▶ **What the task asks**
Repeat the material exactly, leaving nothing out.

Lines of data:
──────────

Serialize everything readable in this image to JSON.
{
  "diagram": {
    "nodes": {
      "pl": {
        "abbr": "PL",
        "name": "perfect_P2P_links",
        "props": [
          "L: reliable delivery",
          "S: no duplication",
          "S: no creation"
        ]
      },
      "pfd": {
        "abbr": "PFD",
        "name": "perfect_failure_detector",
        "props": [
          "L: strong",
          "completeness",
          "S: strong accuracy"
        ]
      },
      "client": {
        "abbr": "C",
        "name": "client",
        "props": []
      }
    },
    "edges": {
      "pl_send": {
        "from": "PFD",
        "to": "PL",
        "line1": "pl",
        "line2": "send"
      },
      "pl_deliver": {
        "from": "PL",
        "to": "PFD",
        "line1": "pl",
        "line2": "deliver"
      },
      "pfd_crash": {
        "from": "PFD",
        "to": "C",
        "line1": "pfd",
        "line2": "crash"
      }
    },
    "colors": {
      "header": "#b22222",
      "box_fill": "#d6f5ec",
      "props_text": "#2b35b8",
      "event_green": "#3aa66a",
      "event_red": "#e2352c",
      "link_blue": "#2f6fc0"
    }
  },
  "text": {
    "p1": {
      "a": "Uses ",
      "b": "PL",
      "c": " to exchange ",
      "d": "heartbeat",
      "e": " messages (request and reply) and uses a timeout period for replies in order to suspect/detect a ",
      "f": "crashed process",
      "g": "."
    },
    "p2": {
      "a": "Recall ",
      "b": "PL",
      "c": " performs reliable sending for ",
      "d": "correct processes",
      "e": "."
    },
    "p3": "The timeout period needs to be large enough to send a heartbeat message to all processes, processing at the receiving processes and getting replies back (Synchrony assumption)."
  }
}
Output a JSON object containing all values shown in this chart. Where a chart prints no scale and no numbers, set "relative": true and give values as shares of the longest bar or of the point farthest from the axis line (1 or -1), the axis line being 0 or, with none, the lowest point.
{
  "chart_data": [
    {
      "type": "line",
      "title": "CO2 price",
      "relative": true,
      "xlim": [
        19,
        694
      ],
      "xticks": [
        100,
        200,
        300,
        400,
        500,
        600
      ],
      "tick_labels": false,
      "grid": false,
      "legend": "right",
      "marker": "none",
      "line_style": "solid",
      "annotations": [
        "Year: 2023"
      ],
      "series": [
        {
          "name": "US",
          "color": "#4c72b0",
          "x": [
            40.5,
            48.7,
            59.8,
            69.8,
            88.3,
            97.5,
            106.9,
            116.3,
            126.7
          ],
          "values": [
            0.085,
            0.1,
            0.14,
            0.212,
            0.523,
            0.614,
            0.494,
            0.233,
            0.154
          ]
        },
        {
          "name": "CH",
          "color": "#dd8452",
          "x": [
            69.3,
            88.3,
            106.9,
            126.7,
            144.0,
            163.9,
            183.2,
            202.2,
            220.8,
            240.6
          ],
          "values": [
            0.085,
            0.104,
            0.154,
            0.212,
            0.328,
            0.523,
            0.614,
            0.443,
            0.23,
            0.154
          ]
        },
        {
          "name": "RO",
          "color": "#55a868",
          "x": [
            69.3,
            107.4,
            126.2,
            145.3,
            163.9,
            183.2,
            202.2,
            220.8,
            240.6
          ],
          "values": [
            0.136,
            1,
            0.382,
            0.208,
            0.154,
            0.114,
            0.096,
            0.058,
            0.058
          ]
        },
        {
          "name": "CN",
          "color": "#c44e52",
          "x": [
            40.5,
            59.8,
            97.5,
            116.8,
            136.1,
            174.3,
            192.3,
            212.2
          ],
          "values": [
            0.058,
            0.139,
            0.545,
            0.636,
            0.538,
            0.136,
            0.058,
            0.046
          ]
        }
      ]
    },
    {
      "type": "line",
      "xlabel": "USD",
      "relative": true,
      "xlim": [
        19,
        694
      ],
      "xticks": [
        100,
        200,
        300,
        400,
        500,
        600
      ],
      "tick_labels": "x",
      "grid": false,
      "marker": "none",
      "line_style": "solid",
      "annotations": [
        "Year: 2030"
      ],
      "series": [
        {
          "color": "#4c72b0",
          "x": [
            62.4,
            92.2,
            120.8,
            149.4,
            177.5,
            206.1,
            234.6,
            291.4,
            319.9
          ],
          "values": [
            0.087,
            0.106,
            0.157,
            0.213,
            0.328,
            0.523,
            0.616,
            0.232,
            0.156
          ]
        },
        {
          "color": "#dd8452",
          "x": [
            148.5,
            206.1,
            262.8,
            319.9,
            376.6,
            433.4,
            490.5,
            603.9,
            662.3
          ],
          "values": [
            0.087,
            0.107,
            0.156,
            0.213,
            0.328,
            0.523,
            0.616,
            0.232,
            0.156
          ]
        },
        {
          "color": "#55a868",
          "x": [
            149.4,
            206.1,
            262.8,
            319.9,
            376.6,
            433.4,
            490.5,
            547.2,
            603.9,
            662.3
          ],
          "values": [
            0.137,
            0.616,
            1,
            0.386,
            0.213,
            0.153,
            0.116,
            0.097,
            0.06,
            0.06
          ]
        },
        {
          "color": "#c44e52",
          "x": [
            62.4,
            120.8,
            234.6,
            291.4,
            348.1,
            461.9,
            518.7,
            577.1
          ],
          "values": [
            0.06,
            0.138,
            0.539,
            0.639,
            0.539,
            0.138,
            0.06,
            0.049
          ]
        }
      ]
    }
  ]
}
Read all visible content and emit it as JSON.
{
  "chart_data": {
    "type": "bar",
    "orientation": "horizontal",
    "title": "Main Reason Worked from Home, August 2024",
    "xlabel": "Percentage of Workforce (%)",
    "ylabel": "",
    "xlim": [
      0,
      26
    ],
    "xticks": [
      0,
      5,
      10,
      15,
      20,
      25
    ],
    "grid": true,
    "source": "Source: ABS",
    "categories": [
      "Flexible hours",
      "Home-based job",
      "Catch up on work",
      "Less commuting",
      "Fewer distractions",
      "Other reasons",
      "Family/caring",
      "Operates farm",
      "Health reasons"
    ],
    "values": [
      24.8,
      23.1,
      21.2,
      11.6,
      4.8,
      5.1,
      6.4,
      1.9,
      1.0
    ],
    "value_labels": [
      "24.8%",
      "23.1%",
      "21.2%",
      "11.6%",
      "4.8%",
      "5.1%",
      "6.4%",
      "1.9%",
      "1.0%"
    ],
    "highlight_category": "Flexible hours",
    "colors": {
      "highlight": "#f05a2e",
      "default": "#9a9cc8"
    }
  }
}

──────────

▶ **The reply**
Serialize everything readable in this image to JSON.
{
  "diagram": {
    "nodes": {
      "pl": {
        "abbr": "PL",
        "name": "perfect_P2P_links",
        "props": [
          "L: reliable delivery",
          "S: no duplication",
          "S: no creation"
        ]
      },
      "pfd": {
        "abbr": "PFD",
        "name": "perfect_failure_detector",
        "props": [
          "L: strong",
          "completeness",
          "S: strong accuracy"
        ]
      },
      "client": {
        "abbr": "C",
        "name": "client",
        "props": []
      }
    },
    "edges": {
      "pl_send": {
        "from": "PFD",
        "to": "PL",
        "line1": "pl",
        "line2": "send"
      },
      "pl_deliver": {
        "from": "PL",
        "to": "PFD",
        "line1": "pl",
        "line2": "deliver"
      },
      "pfd_crash": {
        "from": "PFD",
        "to": "C",
        "line1": "pfd",
        "line2": "crash"
      }
    },
    "colors": {
      "header": "#b22222",
      "box_fill": "#d6f5ec",
      "props_text": "#2b35b8",
      "event_green": "#3aa66a",
      "event_red": "#e2352c",
      "link_blue": "#2f6fc0"
    }
  },
  "text": {
    "p1": {
      "a": "Uses ",
      "b": "PL",
      "c": " to exchange ",
      "d": "heartbeat",
      "e": " messages (request and reply) and uses a timeout period for replies in order to suspect/detect a ",
      "f": "crashed process",
      "g": "."
    },
    "p2": {
      "a": "Recall ",
      "b": "PL",
      "c": " performs reliable sending for ",
      "d": "correct processes",
      "e": "."
    },
    "p3": "The timeout period needs to be large enough to send a heartbeat message to all processes, processing at the receiving processes and getting replies back (Synchrony assumption)."
  }
}
Output a JSON object containing all values shown in this chart. Where a chart prints no scale and no numbers, set "relative": true and give values as shares of the longest bar or of the point farthest from the axis line (1 or -1), the axis line being 0 or, with none, the lowest point.
{
  "chart_data": [
    {
      "type": "line",
      "title": "CO2 price",
      "relative": true,
      "xlim": [
        19,
        694
      ],
      "xticks": [
        100,
        200,
        300,
        400,
        500,
        600
      ],
      "tick_labels": false,
      "grid": false,
      "legend": "right",
      "marker": "none",
      "line_style": "solid",
      "annotations": [
        "Year: 2023"
      ],
      "series": [
        {
          "name": "US",
          "color": "#4c72b0",
          "x": [
            40.5,
            48.7,
            59.8,
            69.8,
            88.3,
            97.5,
            106.9,
            116.3,
            126.7
          ],
          "values": [
            0.085,
            0.1,
            0.14,
            0.212,
            0.523,
            0.614,
            0.494,
            0.233,
            0.154
          ]
        },
        {
          "name": "CH",
          "color": "#dd8452",
          "x": [
            69.3,
            88.3,
            106.9,
            126.7,
            144.0,
            163.9,
            183.2,
            202.2,
            220.8,
            240.6
          ],
          "values": [
            0.085,
            0.104,
            0.154,
            0.212,
            0.328,
            0.523,
            0.614,
            0.443,
            0.23,
            0.154
          ]
        },
        {
          "name": "RO",
          "color": "#55a868",
          "x": [
            69.3,
            107.4,
            126.2,
            145.3,
            163.9,
            183.2,
            202.2,
            220.8,
            240.6
          ],
          "values": [
            0.136,
            1,
            0.382,
            0.208,
            0.154,
            0.114,
            0.096,
            0.058,
            0.058
          ]
        },
        {
          "name": "CN",
          "color": "#c44e52",
          "x": [
            40.5,
            59.8,
            97.5,
            116.8,
            136.1,
            174.3,
            192.3,
            212.2
          ],
          "values": [
            0.058,
            0.139,
            0.545,
            0.636,
            0.538,
            0.136,
            0.058,
            0.046
          ]
        }
      ]
    },
    {
      "type": "line",
      "xlabel": "USD",
      "relative": true,
      "xlim": [
        19,
        694
      ],
      "xticks": [
        100,
        200,
        300,
        400,
        500,
        600
      ],
      "tick_labels": "x",
      "grid": false,
      "marker": "none",
      "line_style": "solid",
      "annotations": [
        "Year: 2030"
      ],
      "series": [
        {
          "color": "#4c72b0",
          "x": [
            62.4,
            92.2,
            120.8,
            149.4,
            177.5,
            206.1,
            234.6,
            291.4,
            319.9
          ],
          "values": [
            0.087,
            0.106,
            0.157,
            0.213,
            0.328,
            0.523,
            0.616,
            0.232,
            0.156
          ]
        },
        {
          "color": "#dd8452",
          "x": [
            148.5,
            206.1,
            262.8,
            319.9,
            376.6,
            433.4,
            490.5,
            603.9,
            662.3
          ],
          "values": [
            0.087,
            0.107,
            0.156,
            0.213,
            0.328,
            0.523,
            0.616,
            0.232,
            0.156
          ]
        },
        {
          "color": "#55a868",
          "x": [
            149.4,
            206.1,
            262.8,
            319.9,
            376.6,
            433.4,
            490.5,
            547.2,
            603.9,
            662.3
          ],
          "values": [
            0.137,
            0.616,
            1,
            0.386,
            0.213,
            0.153,
            0.116,
            0.097,
            0.06,
            0.06
          ]
        },
        {
          "color": "#c44e52",
          "x": [
            62.4,
            120.8,
            234.6,
            291.4,
            348.1,
            461.9,
            518.7,
            577.1
          ],
          "values": [
            0.06,
            0.138,
            0.539,
            0.639,
            0.539,
            0.138,
            0.06,
            0.049
          ]
        }
      ]
    }
  ]
}
Read all visible content and emit it as JSON.
{
  "chart_data": {
    "type": "bar",
    "orientation": "horizontal",
    "title": "Main Reason Worked from Home, August 2024",
    "xlabel": "Percentage of Workforce (%)",
    "ylabel": "",
    "xlim": [
      0,
      26
    ],
    "xticks": [
      0,
      5,
      10,
      15,
      20,
      25
    ],
    "grid": true,
    "source": "Source: ABS",
    "categories": [
      "Flexible hours",
      "Home-based job",
      "Catch up on work",
      "Less commuting",
      "Fewer distractions",
      "Other reasons",
      "Family/caring",
      "Operates farm",
      "Health reasons"
    ],
    "values": [
      24.8,
      23.1,
      21.2,
      11.6,
      4.8,
      5.1,
      6.4,
      1.9,
      1.0
    ],
    "value_labels": [
      "24.8%",
      "23.1%",
      "21.2%",
      "11.6%",
      "4.8%",
      "5.1%",
      "6.4%",
      "1.9%",
      "1.0%"
    ],
    "highlight_category": "Flexible hours",
    "colors": {
      "highlight": "#f05a2e",
      "default": "#9a9cc8"
    }
  }
}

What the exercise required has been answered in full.